-- Goal of the exercise --
Locate the lines of the listing below that hold "lastMsgDate", then copy each of them.

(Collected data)
-------------------------

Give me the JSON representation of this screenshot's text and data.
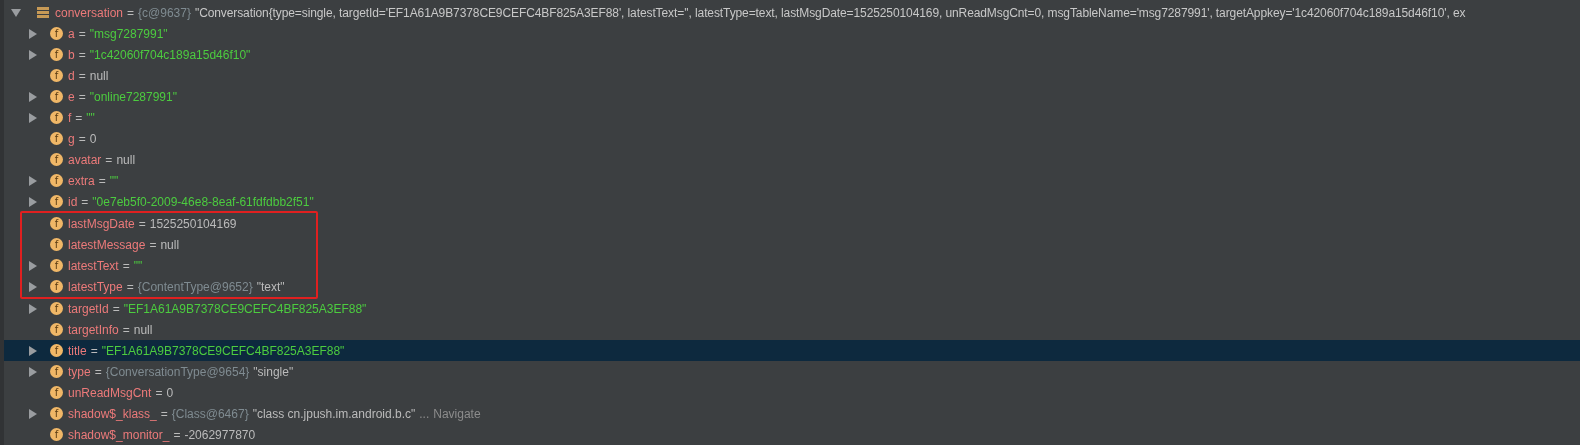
{
  "variables": {
    "name": "conversation",
    "eq": "=",
    "type_ref": "{c@9637}",
    "value": "\"Conversation{type=single, targetId='EF1A61A9B7378CE9CEFC4BF825A3EF88', latestText='', latestType=text, lastMsgDate=1525250104169, unReadMsgCnt=0, msgTableName='msg7287991', targetAppkey='1c42060f704c189a15d46f10', ex",
    "kind": "object",
    "expanded": true,
    "children": [
      {
        "icon": "f",
        "name": "a",
        "eq": "=",
        "value": "\"msg7287991\"",
        "kind": "string",
        "expandable": true,
        "selected": false
      },
      {
        "icon": "f",
        "name": "b",
        "eq": "=",
        "value": "\"1c42060f704c189a15d46f10\"",
        "kind": "string",
        "expandable": true,
        "selected": false
      },
      {
        "icon": "f",
        "name": "d",
        "eq": "=",
        "value": "null",
        "kind": "plain",
        "selected": false
      },
      {
        "icon": "f",
        "name": "e",
        "eq": "=",
        "value": "\"online7287991\"",
        "kind": "string",
        "expandable": true,
        "selected": false
      },
      {
        "icon": "f",
        "name": "f",
        "eq": "=",
        "value": "\"\"",
        "kind": "string",
        "expandable": true,
        "selected": false
      },
      {
        "icon": "f",
        "name": "g",
        "eq": "=",
        "value": "0",
        "kind": "plain",
        "selected": false
      },
      {
        "icon": "f",
        "name": "avatar",
        "eq": "=",
        "value": "null",
        "kind": "plain",
        "selected": false
      },
      {
        "icon": "f",
        "name": "extra",
        "eq": "=",
        "value": "\"\"",
        "kind": "string",
        "expandable": true,
        "selected": false
      },
      {
        "icon": "f",
        "name": "id",
        "eq": "=",
        "value": "\"0e7eb5f0-2009-46e8-8eaf-61fdfdbb2f51\"",
        "kind": "string",
        "expandable": true,
        "selected": false
      },
      {
        "icon": "f",
        "name": "lastMsgDate",
        "eq": "=",
        "value": "1525250104169",
        "kind": "plain",
        "selected": false,
        "boxed": true
      },
      {
        "icon": "f",
        "name": "latestMessage",
        "eq": "=",
        "value": "null",
        "kind": "plain",
        "selected": false,
        "boxed": true
      },
      {
        "icon": "f",
        "name": "latestText",
        "eq": "=",
        "value": "\"\"",
        "kind": "string",
        "expandable": true,
        "selected": false,
        "boxed": true
      },
      {
        "icon": "f",
        "name": "latestType",
        "eq": "=",
        "type_ref": "{ContentType@9652}",
        "value": "\"text\"",
        "kind": "plain",
        "expandable": true,
        "selected": false,
        "boxed": true
      },
      {
        "icon": "f",
        "name": "targetId",
        "eq": "=",
        "value": "\"EF1A61A9B7378CE9CEFC4BF825A3EF88\"",
        "kind": "string",
        "expandable": true,
        "selected": false
      },
      {
        "icon": "f",
        "name": "targetInfo",
        "eq": "=",
        "value": "null",
        "kind": "plain",
        "selected": false
      },
      {
        "icon": "f",
        "name": "title",
        "eq": "=",
        "value": "\"EF1A61A9B7378CE9CEFC4BF825A3EF88\"",
        "kind": "string",
        "expandable": true,
        "selected": true
      },
      {
        "icon": "f",
        "name": "type",
        "eq": "=",
        "type_ref": "{ConversationType@9654}",
        "value": "\"single\"",
        "kind": "plain",
        "expandable": true,
        "selected": false
      },
      {
        "icon": "f",
        "name": "unReadMsgCnt",
        "eq": "=",
        "value": "0",
        "kind": "plain",
        "selected": false
      },
      {
        "icon": "f",
        "name": "shadow$_klass_",
        "eq": "=",
        "type_ref": "{Class@6467}",
        "value": "\"class cn.jpush.im.android.b.c\"",
        "more": "...",
        "link": "Navigate",
        "kind": "plain",
        "expandable": true,
        "selected": false
      },
      {
        "icon": "f",
        "name": "shadow$_monitor_",
        "eq": "=",
        "value": "-2062977870",
        "kind": "plain",
        "selected": false
      }
    ]
  }
}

-------------------------

-- Result of this task --
    "value": "\"Conversation{type=single, targetId='EF1A61A9B7378CE9CEFC4BF825A3EF88', latestText='', latestType=text, lastMsgDate=1525250104169, unReadMsgCnt=0, msgTableName='msg7287991', targetAppkey='1c42060f704c189a15d46f10', ex",
        "name": "lastMsgDate",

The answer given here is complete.